Stored data entries:
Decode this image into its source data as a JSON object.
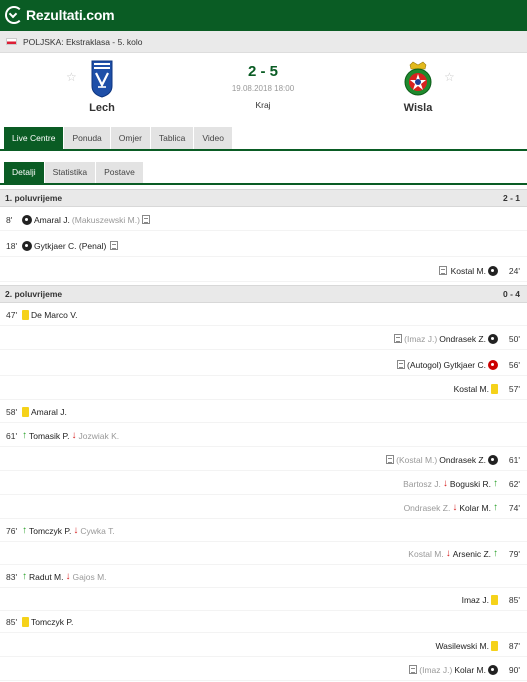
{
  "brand": {
    "name": "Rezultati.com"
  },
  "league": {
    "label": "POLJSKA: Ekstraklasa - 5. kolo"
  },
  "match": {
    "home": {
      "name": "Lech",
      "icon": "lech-crest-icon"
    },
    "away": {
      "name": "Wisla",
      "icon": "wisla-crest-icon"
    },
    "score": "2 - 5",
    "date": "19.08.2018 18:00",
    "status": "Kraj"
  },
  "tabs": [
    "Live Centre",
    "Ponuda",
    "Omjer",
    "Tablica",
    "Video"
  ],
  "subtabs": [
    "Detalji",
    "Statistika",
    "Postave"
  ],
  "sections": {
    "first": {
      "title": "1. poluvrijeme",
      "score": "2 - 1"
    },
    "second": {
      "title": "2. poluvrijeme",
      "score": "0 - 4"
    }
  },
  "events": {
    "e1": {
      "minute": "8'",
      "player": "Amaral J.",
      "extra": "(Makuszewski M.)"
    },
    "e2": {
      "minute": "18'",
      "player": "Gytkjaer C. (Penal)"
    },
    "e3": {
      "minute": "24'",
      "player": "Kostal M."
    },
    "e4": {
      "minute": "47'",
      "player": "De Marco V."
    },
    "e5": {
      "minute": "50'",
      "player": "Ondrasek Z.",
      "extra": "(Imaz J.)"
    },
    "e6": {
      "minute": "56'",
      "player": "Gytkjaer C.",
      "extra": "(Autogol)"
    },
    "e7": {
      "minute": "57'",
      "player": "Kostal M."
    },
    "e8": {
      "minute": "58'",
      "player": "Amaral J."
    },
    "e9": {
      "minute": "61'",
      "in": "Tomasik P.",
      "out": "Jozwiak K."
    },
    "e10": {
      "minute": "61'",
      "player": "Ondrasek Z.",
      "extra": "(Kostal M.)"
    },
    "e11": {
      "minute": "62'",
      "in": "Boguski R.",
      "out": "Bartosz J."
    },
    "e12": {
      "minute": "74'",
      "in": "Kolar M.",
      "out": "Ondrasek Z."
    },
    "e13": {
      "minute": "76'",
      "in": "Tomczyk P.",
      "out": "Cywka T."
    },
    "e14": {
      "minute": "79'",
      "in": "Arsenic Z.",
      "out": "Kostal M."
    },
    "e15": {
      "minute": "83'",
      "in": "Radut M.",
      "out": "Gajos M."
    },
    "e16": {
      "minute": "85'",
      "player": "Imaz J."
    },
    "e17": {
      "minute": "85'",
      "player": "Tomczyk P."
    },
    "e18": {
      "minute": "87'",
      "player": "Wasilewski M."
    },
    "e19": {
      "minute": "90'",
      "player": "Kolar M.",
      "extra": "(Imaz J.)"
    }
  },
  "colors": {
    "brand_green": "#0a5c24",
    "yellow_card": "#f5d21a",
    "sub_in": "#2aa12a",
    "sub_out": "#d62020"
  }
}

- _WRITTEN INSTRUCTION_: Which lines include "Gytkjaer"? Copy each of them out.

- _RESULT FOR THIS EXERCISE_:
      "player": "Gytkjaer C. (Penal)"
      "player": "Gytkjaer C.",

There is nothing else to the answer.